------ Supplied data

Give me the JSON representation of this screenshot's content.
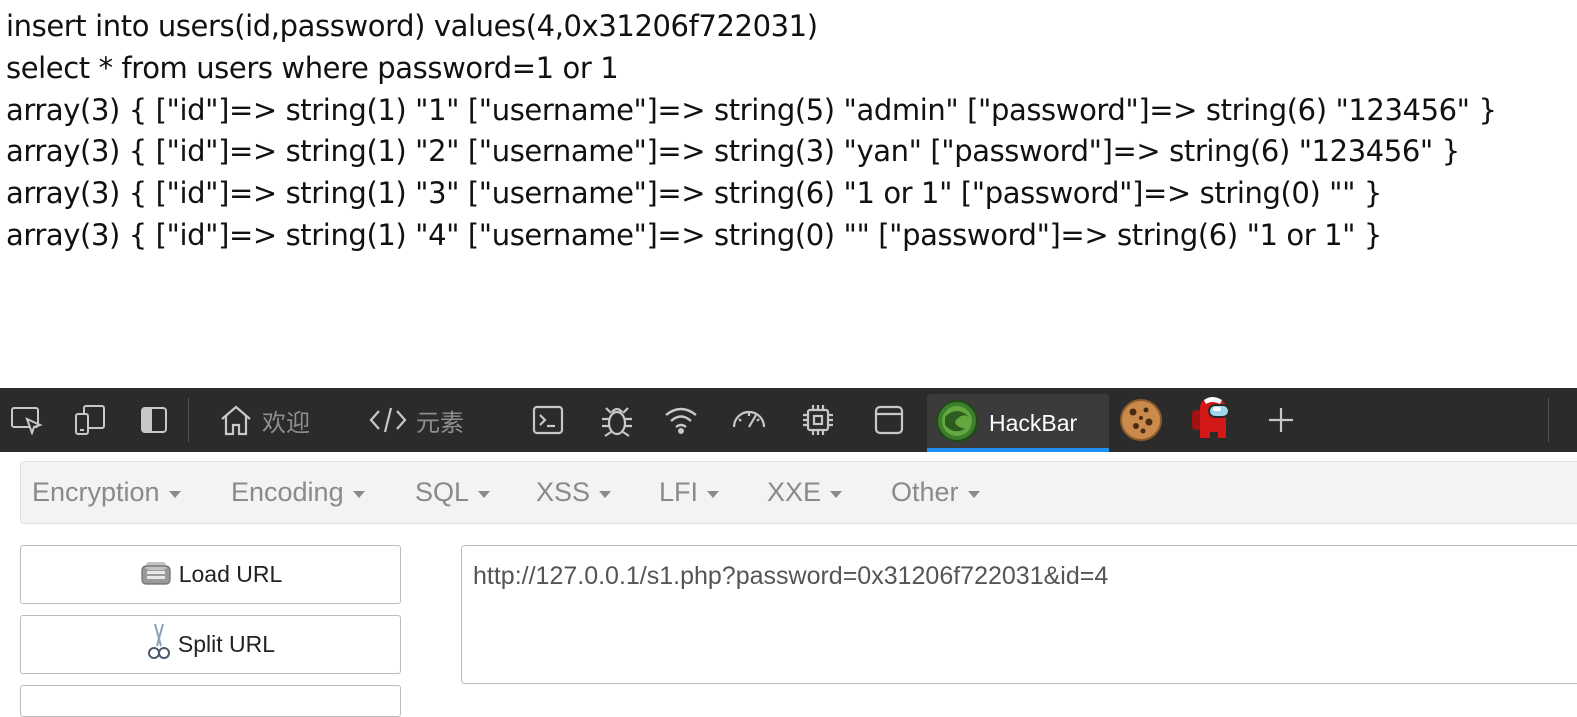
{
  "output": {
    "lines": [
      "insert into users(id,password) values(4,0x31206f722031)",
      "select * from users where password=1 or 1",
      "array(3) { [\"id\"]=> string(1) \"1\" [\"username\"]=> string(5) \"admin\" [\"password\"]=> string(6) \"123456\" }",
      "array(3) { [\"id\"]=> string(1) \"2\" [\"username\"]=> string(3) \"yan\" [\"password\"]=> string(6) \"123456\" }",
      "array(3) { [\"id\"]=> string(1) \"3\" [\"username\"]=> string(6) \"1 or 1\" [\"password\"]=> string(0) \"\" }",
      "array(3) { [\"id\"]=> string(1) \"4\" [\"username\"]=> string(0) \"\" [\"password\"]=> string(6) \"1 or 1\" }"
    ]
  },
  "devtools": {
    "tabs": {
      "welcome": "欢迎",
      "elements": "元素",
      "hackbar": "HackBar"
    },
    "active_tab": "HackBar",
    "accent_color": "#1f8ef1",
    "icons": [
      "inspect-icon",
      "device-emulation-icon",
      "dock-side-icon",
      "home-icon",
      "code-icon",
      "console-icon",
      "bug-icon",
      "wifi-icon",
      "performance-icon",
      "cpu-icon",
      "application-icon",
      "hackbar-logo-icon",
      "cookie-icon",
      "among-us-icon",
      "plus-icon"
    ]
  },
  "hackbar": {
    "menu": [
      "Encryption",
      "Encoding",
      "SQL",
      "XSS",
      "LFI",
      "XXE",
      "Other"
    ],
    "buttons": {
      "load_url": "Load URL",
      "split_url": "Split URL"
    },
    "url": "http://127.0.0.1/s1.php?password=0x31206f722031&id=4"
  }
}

------------
------ Supplied data

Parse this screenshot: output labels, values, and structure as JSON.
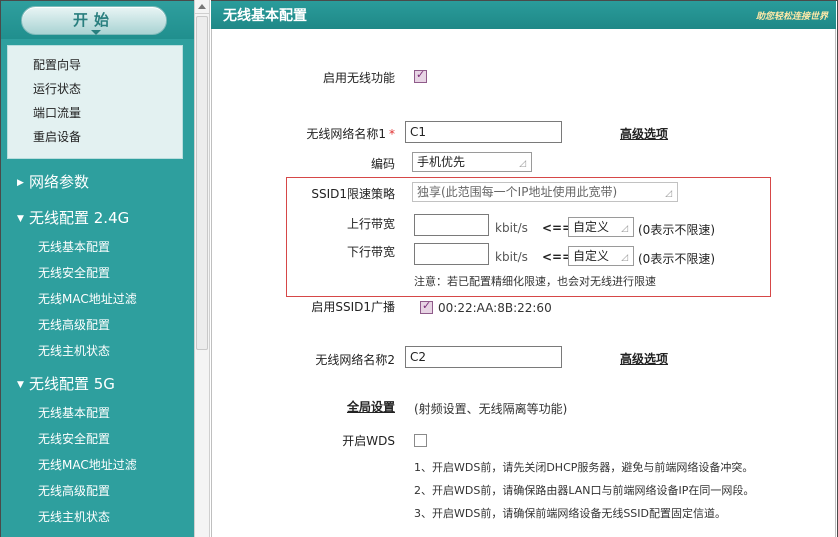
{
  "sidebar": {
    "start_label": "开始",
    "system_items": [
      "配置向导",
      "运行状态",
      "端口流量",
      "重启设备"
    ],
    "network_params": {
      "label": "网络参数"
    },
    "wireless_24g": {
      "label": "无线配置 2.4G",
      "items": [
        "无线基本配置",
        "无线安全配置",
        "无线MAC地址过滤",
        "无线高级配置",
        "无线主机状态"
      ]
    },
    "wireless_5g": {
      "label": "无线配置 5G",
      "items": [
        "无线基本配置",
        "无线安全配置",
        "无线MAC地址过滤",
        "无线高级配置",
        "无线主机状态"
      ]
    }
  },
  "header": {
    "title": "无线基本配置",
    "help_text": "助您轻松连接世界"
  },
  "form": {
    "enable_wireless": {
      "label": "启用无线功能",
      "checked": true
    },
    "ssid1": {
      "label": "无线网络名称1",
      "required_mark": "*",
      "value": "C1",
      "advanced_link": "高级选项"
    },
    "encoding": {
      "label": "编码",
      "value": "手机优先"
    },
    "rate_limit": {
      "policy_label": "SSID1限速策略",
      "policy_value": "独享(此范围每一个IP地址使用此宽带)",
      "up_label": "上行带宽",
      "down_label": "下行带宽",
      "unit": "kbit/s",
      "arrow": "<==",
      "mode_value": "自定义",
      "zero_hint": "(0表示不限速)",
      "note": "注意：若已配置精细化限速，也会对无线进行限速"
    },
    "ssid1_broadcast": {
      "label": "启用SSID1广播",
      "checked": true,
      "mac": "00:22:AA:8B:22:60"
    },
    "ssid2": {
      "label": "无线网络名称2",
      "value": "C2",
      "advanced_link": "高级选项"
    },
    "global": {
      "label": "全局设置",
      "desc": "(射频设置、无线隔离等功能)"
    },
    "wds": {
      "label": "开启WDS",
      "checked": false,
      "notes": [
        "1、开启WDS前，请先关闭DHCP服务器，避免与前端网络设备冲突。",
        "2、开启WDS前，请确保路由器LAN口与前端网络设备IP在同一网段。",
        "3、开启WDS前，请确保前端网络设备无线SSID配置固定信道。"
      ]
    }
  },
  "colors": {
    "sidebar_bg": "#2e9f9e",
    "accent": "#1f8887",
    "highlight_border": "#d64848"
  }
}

------------

Report how many lines of the data hold the string "JSON"; give only the number.

**Exercise result:** 2